Figure contents as structured data:
>> begin

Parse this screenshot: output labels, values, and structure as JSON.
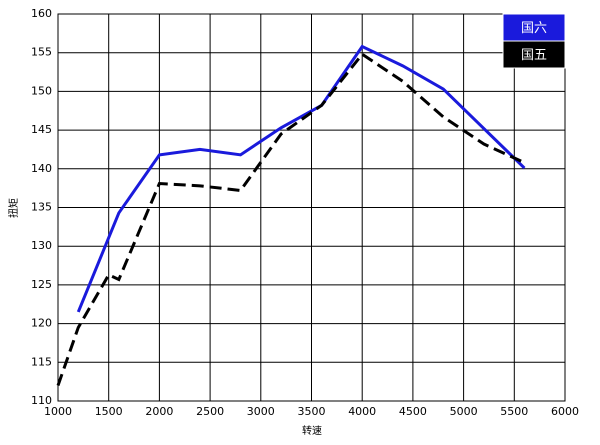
{
  "chart_data": {
    "type": "line",
    "xlabel": "转速",
    "ylabel": "扭矩",
    "xlim": [
      1000,
      6000
    ],
    "xticks": [
      1000,
      1500,
      2000,
      2500,
      3000,
      3500,
      4000,
      4500,
      5000,
      5500,
      6000
    ],
    "ylim": [
      110,
      160
    ],
    "yticks": [
      110,
      115,
      120,
      125,
      130,
      135,
      140,
      145,
      150,
      155,
      160
    ],
    "grid": true,
    "legend": "top-right",
    "series": [
      {
        "name": "国六",
        "color": "#1a1adc",
        "dash": false,
        "x": [
          1200,
          1600,
          2000,
          2400,
          2800,
          3200,
          3600,
          4000,
          4400,
          4800,
          5200,
          5600
        ],
        "values": [
          121.5,
          134.3,
          141.8,
          142.5,
          141.8,
          145.3,
          148.2,
          155.8,
          153.3,
          150.3,
          145.2,
          140.1
        ]
      },
      {
        "name": "国五",
        "color": "#000000",
        "dash": true,
        "x": [
          1000,
          1200,
          1500,
          1600,
          2000,
          2400,
          2800,
          3200,
          3600,
          4000,
          4400,
          4800,
          5200,
          5600
        ],
        "values": [
          112,
          119.5,
          126.3,
          125.7,
          138.1,
          137.8,
          137.2,
          144.5,
          148.2,
          154.8,
          151.3,
          146.7,
          143.2,
          140.8
        ]
      }
    ]
  }
}
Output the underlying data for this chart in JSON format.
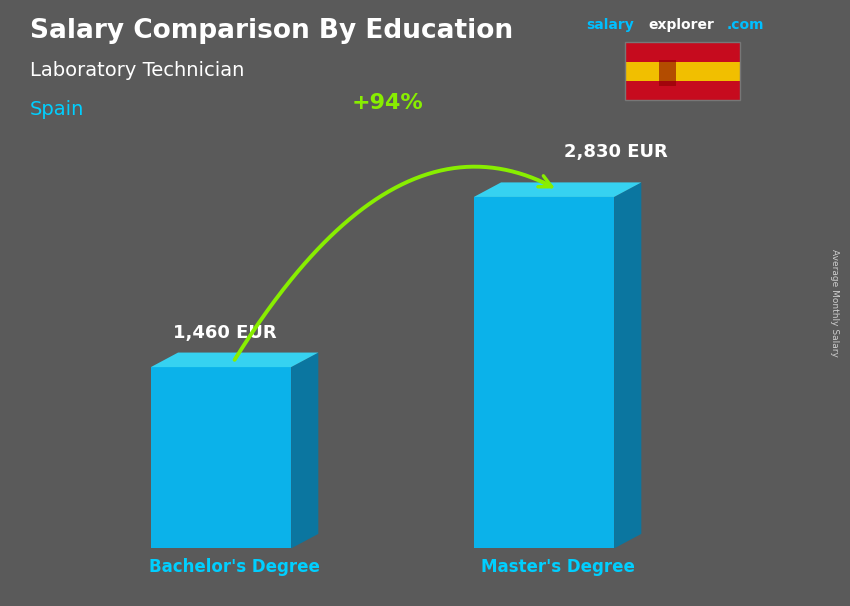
{
  "title": "Salary Comparison By Education",
  "subtitle": "Laboratory Technician",
  "country": "Spain",
  "categories": [
    "Bachelor's Degree",
    "Master's Degree"
  ],
  "values": [
    1460,
    2830
  ],
  "value_labels": [
    "1,460 EUR",
    "2,830 EUR"
  ],
  "pct_change": "+94%",
  "ylabel": "Average Monthly Salary",
  "bg_color": "#5a5a5a",
  "title_color": "#FFFFFF",
  "subtitle_color": "#FFFFFF",
  "country_color": "#00CFFF",
  "category_color": "#00CFFF",
  "value_color": "#FFFFFF",
  "pct_color": "#88EE00",
  "arrow_color": "#88EE00",
  "bar_front": "#00BFFF",
  "bar_right": "#007AAA",
  "bar_top": "#33DDFF",
  "flag_red": "#c60b1e",
  "flag_yellow": "#f1bf00",
  "site_salary_color": "#00BFFF",
  "site_explorer_color": "#FFFFFF",
  "site_com_color": "#00BFFF",
  "ylabel_color": "#CCCCCC"
}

>> end

### Aim
Among these entries, how many lines include the string "JSON"? Reply with the number by itself.

### Solution to the exercise
2